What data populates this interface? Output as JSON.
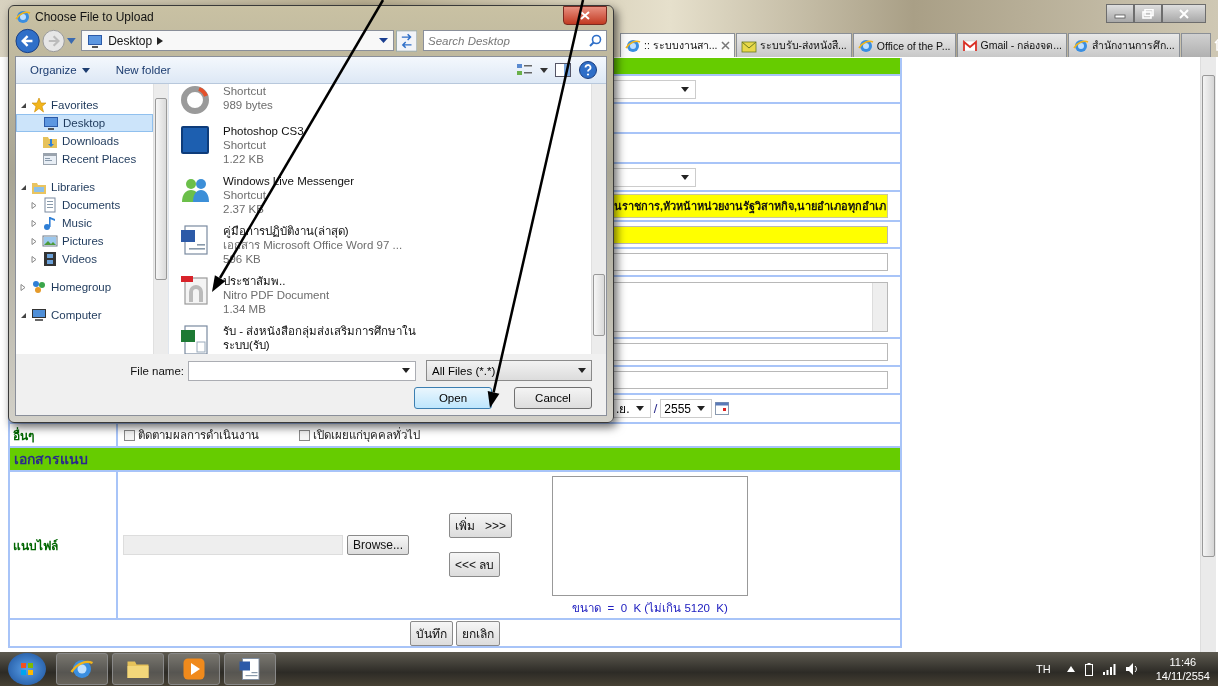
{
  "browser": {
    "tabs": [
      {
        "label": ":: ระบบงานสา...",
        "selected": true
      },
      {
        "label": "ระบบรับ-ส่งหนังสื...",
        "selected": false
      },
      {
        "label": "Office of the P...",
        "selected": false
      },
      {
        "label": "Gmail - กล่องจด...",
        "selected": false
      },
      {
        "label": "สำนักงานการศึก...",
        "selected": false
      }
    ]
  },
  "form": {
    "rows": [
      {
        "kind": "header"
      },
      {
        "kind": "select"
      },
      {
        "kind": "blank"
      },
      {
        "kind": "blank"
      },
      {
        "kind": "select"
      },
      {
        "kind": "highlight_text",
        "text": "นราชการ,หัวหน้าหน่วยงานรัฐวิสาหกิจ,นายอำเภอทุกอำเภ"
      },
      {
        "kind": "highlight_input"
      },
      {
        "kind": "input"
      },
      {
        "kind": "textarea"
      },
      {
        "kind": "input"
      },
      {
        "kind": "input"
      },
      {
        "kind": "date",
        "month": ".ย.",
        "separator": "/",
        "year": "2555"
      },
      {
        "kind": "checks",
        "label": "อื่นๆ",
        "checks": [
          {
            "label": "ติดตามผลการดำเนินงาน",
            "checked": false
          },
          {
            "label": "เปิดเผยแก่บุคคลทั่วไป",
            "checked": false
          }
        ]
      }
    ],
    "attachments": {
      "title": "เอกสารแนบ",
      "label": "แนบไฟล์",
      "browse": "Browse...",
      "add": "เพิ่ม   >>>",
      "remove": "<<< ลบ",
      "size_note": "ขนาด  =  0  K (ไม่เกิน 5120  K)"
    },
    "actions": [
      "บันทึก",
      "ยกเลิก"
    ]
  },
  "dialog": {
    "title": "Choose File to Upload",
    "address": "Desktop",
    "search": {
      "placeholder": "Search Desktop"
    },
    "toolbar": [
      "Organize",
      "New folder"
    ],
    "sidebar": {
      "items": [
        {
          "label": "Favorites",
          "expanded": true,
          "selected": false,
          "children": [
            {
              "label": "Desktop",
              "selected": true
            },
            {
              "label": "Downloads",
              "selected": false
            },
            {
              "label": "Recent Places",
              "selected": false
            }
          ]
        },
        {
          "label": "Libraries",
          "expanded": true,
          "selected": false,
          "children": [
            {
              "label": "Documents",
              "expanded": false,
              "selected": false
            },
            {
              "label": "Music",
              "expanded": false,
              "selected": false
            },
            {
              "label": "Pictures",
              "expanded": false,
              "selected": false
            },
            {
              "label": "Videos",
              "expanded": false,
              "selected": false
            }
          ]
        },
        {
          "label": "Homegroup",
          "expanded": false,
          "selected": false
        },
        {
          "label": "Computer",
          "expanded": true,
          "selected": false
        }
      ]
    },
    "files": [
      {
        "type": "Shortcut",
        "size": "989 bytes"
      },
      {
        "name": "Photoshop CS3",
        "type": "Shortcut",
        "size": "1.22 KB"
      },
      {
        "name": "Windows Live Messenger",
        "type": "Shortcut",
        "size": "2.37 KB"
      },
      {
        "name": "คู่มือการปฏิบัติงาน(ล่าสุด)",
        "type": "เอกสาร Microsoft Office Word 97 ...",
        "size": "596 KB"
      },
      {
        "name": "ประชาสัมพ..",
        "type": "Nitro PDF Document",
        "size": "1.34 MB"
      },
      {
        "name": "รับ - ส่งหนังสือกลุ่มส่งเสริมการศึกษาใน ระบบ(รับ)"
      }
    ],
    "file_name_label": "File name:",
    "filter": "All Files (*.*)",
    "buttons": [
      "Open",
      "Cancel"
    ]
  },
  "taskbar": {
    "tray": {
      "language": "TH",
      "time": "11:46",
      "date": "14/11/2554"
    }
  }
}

========

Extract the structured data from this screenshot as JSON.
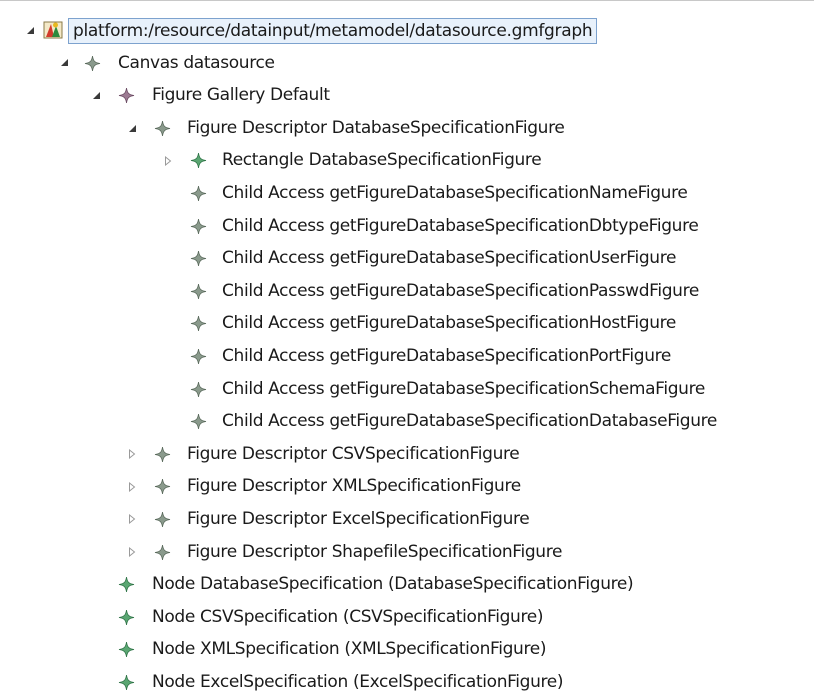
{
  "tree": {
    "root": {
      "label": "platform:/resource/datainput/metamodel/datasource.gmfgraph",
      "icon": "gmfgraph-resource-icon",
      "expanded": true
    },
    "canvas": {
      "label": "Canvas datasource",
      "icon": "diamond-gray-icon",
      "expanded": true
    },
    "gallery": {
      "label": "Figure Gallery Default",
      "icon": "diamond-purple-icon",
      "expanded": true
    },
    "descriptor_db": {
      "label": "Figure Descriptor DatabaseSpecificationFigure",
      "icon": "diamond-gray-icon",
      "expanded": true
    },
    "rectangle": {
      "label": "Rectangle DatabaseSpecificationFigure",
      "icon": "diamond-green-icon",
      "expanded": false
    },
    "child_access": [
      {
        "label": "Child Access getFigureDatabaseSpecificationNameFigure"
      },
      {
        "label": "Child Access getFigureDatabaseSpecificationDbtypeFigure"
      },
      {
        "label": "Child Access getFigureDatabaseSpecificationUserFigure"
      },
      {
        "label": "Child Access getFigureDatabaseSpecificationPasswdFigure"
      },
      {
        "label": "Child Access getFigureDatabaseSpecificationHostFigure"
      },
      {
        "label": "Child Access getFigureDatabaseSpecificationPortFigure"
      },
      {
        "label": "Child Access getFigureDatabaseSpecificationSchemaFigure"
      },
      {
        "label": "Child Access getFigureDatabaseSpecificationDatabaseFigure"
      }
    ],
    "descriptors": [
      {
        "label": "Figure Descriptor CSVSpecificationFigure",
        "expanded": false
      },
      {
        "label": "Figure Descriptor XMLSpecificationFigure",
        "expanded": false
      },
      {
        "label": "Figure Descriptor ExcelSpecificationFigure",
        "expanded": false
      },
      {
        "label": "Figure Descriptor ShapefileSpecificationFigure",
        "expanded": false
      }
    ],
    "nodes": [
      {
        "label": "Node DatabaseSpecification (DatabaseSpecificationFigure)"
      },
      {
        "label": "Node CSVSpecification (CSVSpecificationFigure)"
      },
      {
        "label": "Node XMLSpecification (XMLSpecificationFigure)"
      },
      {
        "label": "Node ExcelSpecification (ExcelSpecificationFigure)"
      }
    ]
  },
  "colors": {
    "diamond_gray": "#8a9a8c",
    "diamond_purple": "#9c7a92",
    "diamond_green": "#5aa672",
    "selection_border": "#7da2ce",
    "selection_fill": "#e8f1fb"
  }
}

========

Given task
Show every line of the records above that contains the word "Desktop".

Correct response
    "address": "Desktop",
      "placeholder": "Search Desktop"
              "label": "Desktop",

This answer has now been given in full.